**Directives**
**A)** Please reproduce the email about transfer descriptors between "On Monday 08" and "at first glance.", inclusive.
**B)** Write a continuation of the email about transfer descriptors, picking up after its last sentence.

-------- Given text --------

On Monday 08 September 2003 16:30, you wrote:
> On Thu, 4 Sep 2003, Duncan Sands wrote:
> > Hi Alan, yes of course - sorry for the brain fart.  Using one QH per
> > endpoint seems like an excellent idea.  I had a couple of other silly
> > thoughts about TDs.  At the moment they seem too big (they exceed 32
> > bytes). For a 32 byte endpoint, that means that you have to allocate more
> > memory in TDs than you are transfering!
> >
> > Have I gone off the deep end?
>
> I'll have to think about this.  It doesn't sound completely impractical,
> at first glance.

Hi Alan, since you didn't squelch those ideas how about this even wilder one:
it seems to me that for IN transfers (I am thinking bulk) it is possible to allocate
no TDs whatsoever!  The TDs are set up in the transfer buffer instead!!  For
example, suppose the size of a TD is 32 bytes and the endpoint size is 32
bytes as well.  You don't put anything in the first 32 bytes of the transfer buffer.

-------- Dataset extract --------

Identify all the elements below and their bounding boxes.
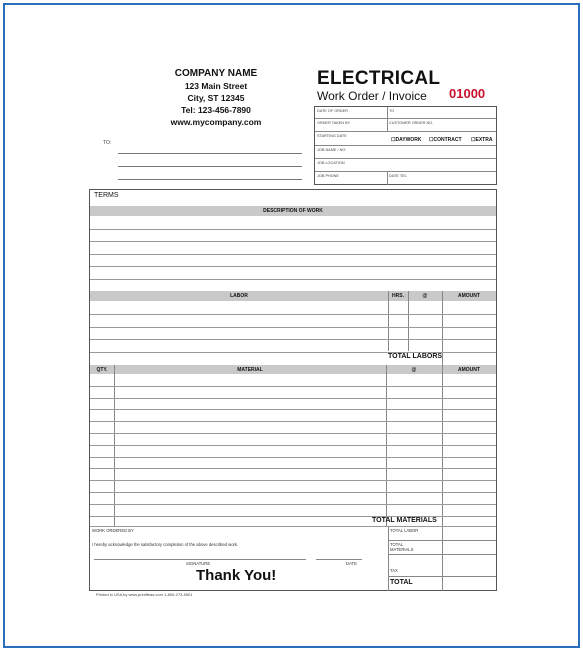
main-form xyxy=(89,189,497,591)
form-title: ELECTRICAL xyxy=(317,68,441,89)
form-row-line[interactable] xyxy=(90,504,496,505)
to-line-2[interactable] xyxy=(118,166,302,167)
labor-col-header: LABOR xyxy=(230,293,248,299)
acknowledge-text: I hereby acknowledge the satisfactory completion of the above described work. xyxy=(92,542,239,547)
material-col-header: MATERIAL xyxy=(237,367,263,373)
labor-amount-col-header: AMOUNT xyxy=(458,293,480,299)
form-row-line[interactable] xyxy=(90,279,496,280)
hrs-col-header: HRS. xyxy=(392,293,404,299)
labor-at-col-header: @ xyxy=(422,293,428,299)
to-line-1[interactable] xyxy=(118,153,302,154)
total-materials-footer-label: TOTAL MATERIALS xyxy=(390,542,414,552)
to-line-3[interactable] xyxy=(118,179,302,180)
form-row-line[interactable] xyxy=(90,229,496,230)
form-row-line[interactable] xyxy=(90,314,496,315)
form-row-line[interactable] xyxy=(90,468,496,469)
company-name: COMPANY NAME xyxy=(174,68,258,79)
form-row-line[interactable] xyxy=(90,386,496,387)
order-info-box xyxy=(314,106,497,185)
form-row-line[interactable] xyxy=(90,445,496,446)
total-labors-label: TOTAL LABORS xyxy=(388,353,443,360)
qty-col-header: QTY. xyxy=(96,367,108,373)
company-tel: Tel: 123-456-7890 xyxy=(181,105,251,115)
form-row-line[interactable] xyxy=(90,421,496,422)
company-street: 123 Main Street xyxy=(184,81,248,91)
grand-total-label: TOTAL xyxy=(390,579,413,586)
form-row-line[interactable] xyxy=(90,398,496,399)
form-row-line[interactable] xyxy=(90,492,496,493)
signature-label: SIGNATURE xyxy=(186,561,211,566)
printed-note: Printed in USA by www.printlfeas.com 1-800-273-5501 xyxy=(96,592,193,597)
order-taken-by-label: ORDER TAKEN BY xyxy=(317,121,351,125)
extra-checkbox[interactable]: ☐EXTRA xyxy=(471,137,493,143)
company-block xyxy=(150,68,282,128)
material-amount-col-header: AMOUNT xyxy=(458,367,480,373)
daywork-checkbox[interactable]: ☐DAYWORK xyxy=(391,137,422,143)
form-row-line[interactable] xyxy=(90,327,496,328)
contract-checkbox[interactable]: ☐CONTRACT xyxy=(429,137,462,143)
total-labor-label: TOTAL LABOR xyxy=(390,528,419,533)
to-label: TO: xyxy=(103,140,112,146)
to-field-label: TO xyxy=(389,109,395,113)
date-tel-label: DATE TEL xyxy=(389,174,407,178)
thank-you-text: Thank You! xyxy=(196,567,277,584)
form-row-line[interactable] xyxy=(90,433,496,434)
invoice-number: 01000 xyxy=(449,86,486,101)
form-row-line[interactable] xyxy=(90,457,496,458)
material-at-col-header: @ xyxy=(411,367,417,373)
job-location-label: JOB LOCATION xyxy=(317,161,345,165)
tax-label: TAX xyxy=(390,568,398,573)
form-row-line[interactable] xyxy=(90,254,496,255)
job-name-label: JOB NAME / NO. xyxy=(317,148,347,152)
form-subtitle: Work Order / Invoice xyxy=(317,89,427,103)
starting-date-label: STARTING DATE xyxy=(317,134,347,138)
job-phone-label: JOB PHONE xyxy=(317,174,339,178)
form-row-line[interactable] xyxy=(90,339,496,340)
form-row-line[interactable] xyxy=(90,409,496,410)
date-label: DATE xyxy=(346,561,357,566)
customer-order-no-label: CUSTOMER ORDER NO. xyxy=(389,121,434,125)
total-materials-label: TOTAL MATERIALS xyxy=(372,517,437,524)
date-of-order-label: DATE OF ORDER xyxy=(317,109,348,113)
company-city: City, ST 12345 xyxy=(187,93,245,103)
terms-label: TERMS xyxy=(94,192,119,199)
form-row-line[interactable] xyxy=(90,241,496,242)
description-header: DESCRIPTION OF WORK xyxy=(263,208,323,214)
company-web: www.mycompany.com xyxy=(170,117,262,127)
form-row-line[interactable] xyxy=(90,266,496,267)
form-row-line[interactable] xyxy=(90,480,496,481)
work-ordered-by-label: WORK ORDERED BY xyxy=(92,528,134,533)
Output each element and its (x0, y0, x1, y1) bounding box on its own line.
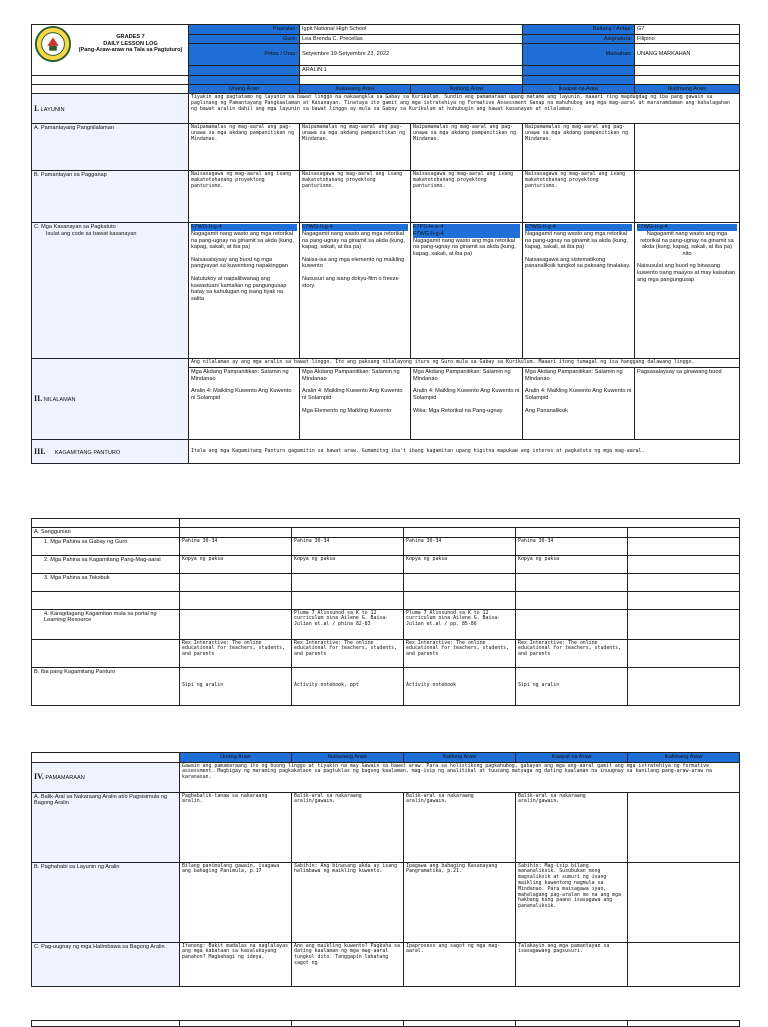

--------

**Results of the exercise**
**A)**
On Monday 08 September 2003 16:30, you wrote:
> On Thu, 4 Sep 2003, Duncan Sands wrote:
> > Hi Alan, yes of course - sorry for the brain fart.  Using one QH per
> > endpoint seems like an excellent idea.  I had a couple of other silly
> > thoughts about TDs.  At the moment they seem too big (they exceed 32
> > bytes). For a 32 byte endpoint, that means that you have to allocate more
> > memory in TDs than you are transfering!
> >
> > Have I gone off the deep end?
>
> I'll have to think about this.  It doesn't sound completely impractical,
> at first glance.

**B)**
In the second 32 bytes you put a TD which points to the start of the buffer.
In the third 32 byte block of the transfer buffer you put a TD which points to
byte 32 of the buffer (where the first TD is) and so forth.  The last (and maybe
the second last if the buffer size is not a multiple of 32) TD needs to be put
somewhere else, but it can live in urb_priv.  The beauty of this scheme is that
TDs only get overwritten when they are no longer in use by the hc - after all,
if one gets overwritten then that is because (by definition) the hc has moved
on to the following TD.

The main problem (of course) is that some endpoints may be smaller than the
size of a TD.  Another problem could come from cache coherency issues.
Also, some users may not expect their buffers to be scribbled on after the
end of the transferred data (which could happen).  There would also be an
asymmetry with OUT transfers, but in a sense this asymmetry is natural:
quite often you don't know how much data needs to come in, so have to
set up a much bigger buffer than is actually needed, leading to massive TD
allocation - this is cured by the above scheme.  For an OUT transfer you
always know how much to send.

> > PS: My usual email address is having problems, please reply to the above
> > address.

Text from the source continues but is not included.